◆ **TASKS TO COMPLETE**:
- A) Answer these questions about the article on the yen carry trade, marking your answers (i), (ii) and (iii):
(i) What is one of Japan's best-selling books of recent times?
(ii) Which investments does Mrs Watanabe plump for?
(iii) What did the steady stream of yen sell-offs provide a boost to?
- B) Retype everything in the records from the very start down to the line containing "thumbnail-tree-landscape[interactable] (710, 570, 827, 684)", with both of those lines included.

◆ **EXTRACT TO READ**:
The unwinding of the yen carry trade will have a negative impact on the Japanese economy, just when fund managers are warming to the country's prospects
The Japanese consumer is, on the whole, deeply conservative,
and frugal. Even over a prolonged period of zero-to-negligible interest rates,
households have continued to squirrel away their savings, and there is
something indicative about this society when one of its best-selling books in
recent times has been a guide to living on five yen per day. This endemic ethos
has had a profound and enduring effect on the country's economy, whose wider
implications we shall address in a moment.
The more pressing issue has its roots in a Japanese banking
sector, rolling around in a pool of retail deposits, that has made the cash
available to borrowers at rock-bottom interest rates. This proved too much for
temptation, and gave rise to what we know as the yen carry trade.
Enterprising
investment houses around the world were quick to see the main chance: borrow
yen on the cheap, and put the money to use in higher-yielding securities and
currencies in other countries. As long as those superior returns outran both
Japanese loan costs and currency conversion rates, it was money for nothing and
your cheques for free.
It did not take long for Japan's domestic savers to latch on
to this cunning plan either. Epitomised by the archetypal Mrs Watanabe, family
budget-holders across Japan
also acquired an appetite for the better prospects abroad, and punted their
barren nest eggs into more fertile foreign incubators. In combination, these
two strands produced a steady stream of yen sell-offs, holding down its relative
value and providing a boost to Japan's
monolithic export-reliant economy.
What differentiates these trends, though, is where the money
went. Mrs Watanabe is already pushing the envelope, and plumps for those nice
steady Aussie and Kiwi investments - they are paying about five times what the
family's savings could earn at home and seem to be, well, nice and steady.
Contrast
this with the approach of institutional raptors who have used the cheap cash to
lash out on their big new ideas: what about Bulgarian property development, Beijing automotive
factories, and let's throw plenty of leverage into the mosh pit? You get the
drift.
And then. Everybody wanted their money back,
because the model had collapsed, along with large chunks of the global economy.

◆ **RECORD EXCERPTS**:
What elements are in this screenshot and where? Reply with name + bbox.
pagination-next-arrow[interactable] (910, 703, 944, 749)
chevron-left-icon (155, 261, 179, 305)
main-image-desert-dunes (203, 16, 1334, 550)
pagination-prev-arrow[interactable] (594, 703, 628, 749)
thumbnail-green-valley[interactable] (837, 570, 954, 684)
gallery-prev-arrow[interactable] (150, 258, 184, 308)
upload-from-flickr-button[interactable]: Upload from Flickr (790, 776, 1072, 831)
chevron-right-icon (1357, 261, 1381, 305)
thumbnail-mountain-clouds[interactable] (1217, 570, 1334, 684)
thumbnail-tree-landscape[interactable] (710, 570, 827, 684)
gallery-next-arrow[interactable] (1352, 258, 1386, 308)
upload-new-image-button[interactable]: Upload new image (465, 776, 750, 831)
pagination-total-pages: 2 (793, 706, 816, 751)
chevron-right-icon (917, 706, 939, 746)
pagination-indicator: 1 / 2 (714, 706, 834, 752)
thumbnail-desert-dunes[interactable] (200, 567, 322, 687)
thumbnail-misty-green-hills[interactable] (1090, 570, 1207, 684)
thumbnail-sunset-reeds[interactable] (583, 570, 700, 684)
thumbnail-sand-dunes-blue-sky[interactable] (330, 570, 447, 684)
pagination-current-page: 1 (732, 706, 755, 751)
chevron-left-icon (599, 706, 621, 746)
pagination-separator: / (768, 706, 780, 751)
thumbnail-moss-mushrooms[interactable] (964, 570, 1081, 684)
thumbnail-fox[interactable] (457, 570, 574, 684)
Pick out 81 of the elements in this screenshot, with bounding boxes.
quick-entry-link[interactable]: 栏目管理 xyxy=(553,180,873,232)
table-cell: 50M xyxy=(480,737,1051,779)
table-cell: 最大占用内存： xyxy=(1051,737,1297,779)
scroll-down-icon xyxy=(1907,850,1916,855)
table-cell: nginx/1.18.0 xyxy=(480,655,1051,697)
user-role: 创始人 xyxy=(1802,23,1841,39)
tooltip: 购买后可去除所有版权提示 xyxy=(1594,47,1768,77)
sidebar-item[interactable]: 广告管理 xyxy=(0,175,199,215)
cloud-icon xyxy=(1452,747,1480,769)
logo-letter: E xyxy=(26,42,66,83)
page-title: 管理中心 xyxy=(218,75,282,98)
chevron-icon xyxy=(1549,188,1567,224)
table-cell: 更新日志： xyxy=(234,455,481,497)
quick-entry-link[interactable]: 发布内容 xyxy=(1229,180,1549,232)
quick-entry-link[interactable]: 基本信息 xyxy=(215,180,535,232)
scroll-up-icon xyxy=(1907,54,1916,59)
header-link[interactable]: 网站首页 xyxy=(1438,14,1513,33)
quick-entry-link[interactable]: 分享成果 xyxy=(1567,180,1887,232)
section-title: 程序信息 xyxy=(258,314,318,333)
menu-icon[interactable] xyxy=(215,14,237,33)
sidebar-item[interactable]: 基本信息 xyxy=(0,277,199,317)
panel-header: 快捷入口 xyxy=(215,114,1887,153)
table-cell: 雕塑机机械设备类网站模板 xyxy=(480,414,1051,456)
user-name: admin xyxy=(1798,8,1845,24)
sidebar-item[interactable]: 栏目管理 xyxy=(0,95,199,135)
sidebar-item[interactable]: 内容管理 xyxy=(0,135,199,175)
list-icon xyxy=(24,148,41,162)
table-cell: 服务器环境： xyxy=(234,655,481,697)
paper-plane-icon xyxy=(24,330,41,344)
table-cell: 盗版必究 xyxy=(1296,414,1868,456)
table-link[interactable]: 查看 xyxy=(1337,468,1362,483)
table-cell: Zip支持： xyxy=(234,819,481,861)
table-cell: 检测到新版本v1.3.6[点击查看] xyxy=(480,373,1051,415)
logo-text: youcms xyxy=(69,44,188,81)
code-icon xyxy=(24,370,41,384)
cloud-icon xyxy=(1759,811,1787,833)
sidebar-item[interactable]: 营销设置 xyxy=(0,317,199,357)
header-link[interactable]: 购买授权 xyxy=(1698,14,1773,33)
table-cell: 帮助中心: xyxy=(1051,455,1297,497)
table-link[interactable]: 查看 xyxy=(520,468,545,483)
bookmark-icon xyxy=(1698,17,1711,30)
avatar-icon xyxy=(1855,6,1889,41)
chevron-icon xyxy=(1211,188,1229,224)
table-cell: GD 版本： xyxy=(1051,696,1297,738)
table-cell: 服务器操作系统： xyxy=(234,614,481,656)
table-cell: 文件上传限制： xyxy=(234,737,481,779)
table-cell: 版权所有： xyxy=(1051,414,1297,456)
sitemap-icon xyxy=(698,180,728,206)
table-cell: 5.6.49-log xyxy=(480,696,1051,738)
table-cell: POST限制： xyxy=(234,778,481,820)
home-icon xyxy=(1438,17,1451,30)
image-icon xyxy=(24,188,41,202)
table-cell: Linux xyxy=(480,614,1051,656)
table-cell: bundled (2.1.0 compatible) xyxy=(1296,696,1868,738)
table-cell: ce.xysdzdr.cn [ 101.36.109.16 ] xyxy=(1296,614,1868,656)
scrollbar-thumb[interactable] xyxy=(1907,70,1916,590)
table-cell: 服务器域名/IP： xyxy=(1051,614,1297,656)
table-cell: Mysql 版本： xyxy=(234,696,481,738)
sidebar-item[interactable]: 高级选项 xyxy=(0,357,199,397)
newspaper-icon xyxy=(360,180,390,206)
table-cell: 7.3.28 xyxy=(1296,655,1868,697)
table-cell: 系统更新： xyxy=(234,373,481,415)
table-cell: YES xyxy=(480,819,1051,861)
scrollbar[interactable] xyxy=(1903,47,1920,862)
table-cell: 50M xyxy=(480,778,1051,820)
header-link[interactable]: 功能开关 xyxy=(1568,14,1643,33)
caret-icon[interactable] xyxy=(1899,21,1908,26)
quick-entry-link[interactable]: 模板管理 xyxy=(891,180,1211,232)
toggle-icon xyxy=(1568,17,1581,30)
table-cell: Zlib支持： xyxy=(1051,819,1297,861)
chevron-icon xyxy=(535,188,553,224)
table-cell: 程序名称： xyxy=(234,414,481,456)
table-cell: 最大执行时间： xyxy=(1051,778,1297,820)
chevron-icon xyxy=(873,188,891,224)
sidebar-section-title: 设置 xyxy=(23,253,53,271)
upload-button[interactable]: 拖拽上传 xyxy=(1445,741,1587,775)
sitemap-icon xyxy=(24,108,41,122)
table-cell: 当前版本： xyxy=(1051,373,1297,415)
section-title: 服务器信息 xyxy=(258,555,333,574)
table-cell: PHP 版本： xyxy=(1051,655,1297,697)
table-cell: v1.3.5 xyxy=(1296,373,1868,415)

◆ **SOLUTIONS TO THE EXERCISE**:
- A)
(i) A guide to living on five yen per day.
(ii) Aussie and Kiwi investments.
(iii) Japan's monolithic export-reliant economy.

- B)
What elements are in this screenshot and where? Reply with name + bbox.
pagination-next-arrow[interactable] (910, 703, 944, 749)
chevron-left-icon (155, 261, 179, 305)
main-image-desert-dunes (203, 16, 1334, 550)
pagination-prev-arrow[interactable] (594, 703, 628, 749)
thumbnail-green-valley[interactable] (837, 570, 954, 684)
gallery-prev-arrow[interactable] (150, 258, 184, 308)
upload-from-flickr-button[interactable]: Upload from Flickr (790, 776, 1072, 831)
chevron-right-icon (1357, 261, 1381, 305)
thumbnail-mountain-clouds[interactable] (1217, 570, 1334, 684)
thumbnail-tree-landscape[interactable] (710, 570, 827, 684)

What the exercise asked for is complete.